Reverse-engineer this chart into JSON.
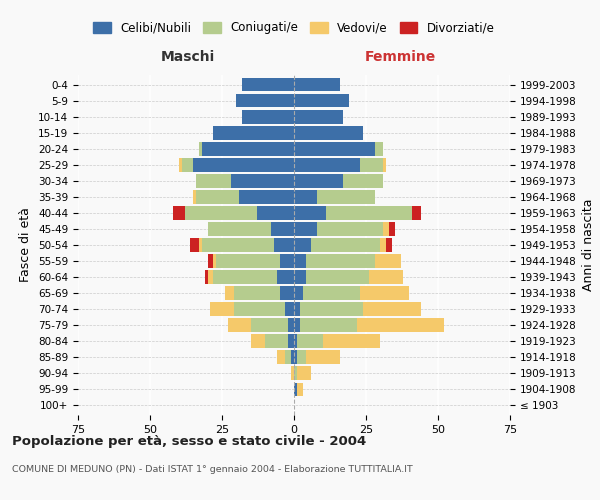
{
  "age_groups": [
    "100+",
    "95-99",
    "90-94",
    "85-89",
    "80-84",
    "75-79",
    "70-74",
    "65-69",
    "60-64",
    "55-59",
    "50-54",
    "45-49",
    "40-44",
    "35-39",
    "30-34",
    "25-29",
    "20-24",
    "15-19",
    "10-14",
    "5-9",
    "0-4"
  ],
  "birth_years": [
    "≤ 1903",
    "1904-1908",
    "1909-1913",
    "1914-1918",
    "1919-1923",
    "1924-1928",
    "1929-1933",
    "1934-1938",
    "1939-1943",
    "1944-1948",
    "1949-1953",
    "1954-1958",
    "1959-1963",
    "1964-1968",
    "1969-1973",
    "1974-1978",
    "1979-1983",
    "1984-1988",
    "1989-1993",
    "1994-1998",
    "1999-2003"
  ],
  "colors": {
    "celibi": "#3d6fa8",
    "coniugati": "#b5cc8e",
    "vedovi": "#f5c96a",
    "divorziati": "#cc2222"
  },
  "males": {
    "celibi": [
      0,
      0,
      0,
      1,
      2,
      2,
      3,
      5,
      6,
      5,
      7,
      8,
      13,
      19,
      22,
      35,
      32,
      28,
      18,
      20,
      18
    ],
    "coniugati": [
      0,
      0,
      0,
      2,
      8,
      13,
      18,
      16,
      22,
      22,
      25,
      22,
      25,
      15,
      12,
      4,
      1,
      0,
      0,
      0,
      0
    ],
    "vedovi": [
      0,
      0,
      1,
      3,
      5,
      8,
      8,
      3,
      2,
      1,
      1,
      0,
      0,
      1,
      0,
      1,
      0,
      0,
      0,
      0,
      0
    ],
    "divorziati": [
      0,
      0,
      0,
      0,
      0,
      0,
      0,
      0,
      1,
      2,
      3,
      0,
      4,
      0,
      0,
      0,
      0,
      0,
      0,
      0,
      0
    ]
  },
  "females": {
    "celibi": [
      0,
      1,
      0,
      1,
      1,
      2,
      2,
      3,
      4,
      4,
      6,
      8,
      11,
      8,
      17,
      23,
      28,
      24,
      17,
      19,
      16
    ],
    "coniugati": [
      0,
      0,
      1,
      3,
      9,
      20,
      22,
      20,
      22,
      24,
      24,
      23,
      30,
      20,
      14,
      8,
      3,
      0,
      0,
      0,
      0
    ],
    "vedovi": [
      0,
      2,
      5,
      12,
      20,
      30,
      20,
      17,
      12,
      9,
      2,
      2,
      0,
      0,
      0,
      1,
      0,
      0,
      0,
      0,
      0
    ],
    "divorziati": [
      0,
      0,
      0,
      0,
      0,
      0,
      0,
      0,
      0,
      0,
      2,
      2,
      3,
      0,
      0,
      0,
      0,
      0,
      0,
      0,
      0
    ]
  },
  "title": "Popolazione per età, sesso e stato civile - 2004",
  "subtitle": "COMUNE DI MEDUNO (PN) - Dati ISTAT 1° gennaio 2004 - Elaborazione TUTTITALIA.IT",
  "xlabel_left": "Maschi",
  "xlabel_right": "Femmine",
  "ylabel_left": "Fasce di età",
  "ylabel_right": "Anni di nascita",
  "xlim": 75,
  "legend_labels": [
    "Celibi/Nubili",
    "Coniugati/e",
    "Vedovi/e",
    "Divorziati/e"
  ],
  "bg_color": "#f9f9f9",
  "bar_height": 0.85
}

^^^^^^^^

◆ **EXERCISE REQUIREMENTS**
Write out the data precisely as given, excluding the pictures.

◆ **TASK OUTPUT**
Reverse-engineer this chart into JSON.
{
  "age_groups": [
    "100+",
    "95-99",
    "90-94",
    "85-89",
    "80-84",
    "75-79",
    "70-74",
    "65-69",
    "60-64",
    "55-59",
    "50-54",
    "45-49",
    "40-44",
    "35-39",
    "30-34",
    "25-29",
    "20-24",
    "15-19",
    "10-14",
    "5-9",
    "0-4"
  ],
  "birth_years": [
    "≤ 1903",
    "1904-1908",
    "1909-1913",
    "1914-1918",
    "1919-1923",
    "1924-1928",
    "1929-1933",
    "1934-1938",
    "1939-1943",
    "1944-1948",
    "1949-1953",
    "1954-1958",
    "1959-1963",
    "1964-1968",
    "1969-1973",
    "1974-1978",
    "1979-1983",
    "1984-1988",
    "1989-1993",
    "1994-1998",
    "1999-2003"
  ],
  "colors": {
    "celibi": "#3d6fa8",
    "coniugati": "#b5cc8e",
    "vedovi": "#f5c96a",
    "divorziati": "#cc2222"
  },
  "males": {
    "celibi": [
      0,
      0,
      0,
      1,
      2,
      2,
      3,
      5,
      6,
      5,
      7,
      8,
      13,
      19,
      22,
      35,
      32,
      28,
      18,
      20,
      18
    ],
    "coniugati": [
      0,
      0,
      0,
      2,
      8,
      13,
      18,
      16,
      22,
      22,
      25,
      22,
      25,
      15,
      12,
      4,
      1,
      0,
      0,
      0,
      0
    ],
    "vedovi": [
      0,
      0,
      1,
      3,
      5,
      8,
      8,
      3,
      2,
      1,
      1,
      0,
      0,
      1,
      0,
      1,
      0,
      0,
      0,
      0,
      0
    ],
    "divorziati": [
      0,
      0,
      0,
      0,
      0,
      0,
      0,
      0,
      1,
      2,
      3,
      0,
      4,
      0,
      0,
      0,
      0,
      0,
      0,
      0,
      0
    ]
  },
  "females": {
    "celibi": [
      0,
      1,
      0,
      1,
      1,
      2,
      2,
      3,
      4,
      4,
      6,
      8,
      11,
      8,
      17,
      23,
      28,
      24,
      17,
      19,
      16
    ],
    "coniugati": [
      0,
      0,
      1,
      3,
      9,
      20,
      22,
      20,
      22,
      24,
      24,
      23,
      30,
      20,
      14,
      8,
      3,
      0,
      0,
      0,
      0
    ],
    "vedovi": [
      0,
      2,
      5,
      12,
      20,
      30,
      20,
      17,
      12,
      9,
      2,
      2,
      0,
      0,
      0,
      1,
      0,
      0,
      0,
      0,
      0
    ],
    "divorziati": [
      0,
      0,
      0,
      0,
      0,
      0,
      0,
      0,
      0,
      0,
      2,
      2,
      3,
      0,
      0,
      0,
      0,
      0,
      0,
      0,
      0
    ]
  },
  "title": "Popolazione per età, sesso e stato civile - 2004",
  "subtitle": "COMUNE DI MEDUNO (PN) - Dati ISTAT 1° gennaio 2004 - Elaborazione TUTTITALIA.IT",
  "xlabel_left": "Maschi",
  "xlabel_right": "Femmine",
  "ylabel_left": "Fasce di età",
  "ylabel_right": "Anni di nascita",
  "xlim": 75,
  "legend_labels": [
    "Celibi/Nubili",
    "Coniugati/e",
    "Vedovi/e",
    "Divorziati/e"
  ],
  "bg_color": "#f9f9f9",
  "bar_height": 0.85
}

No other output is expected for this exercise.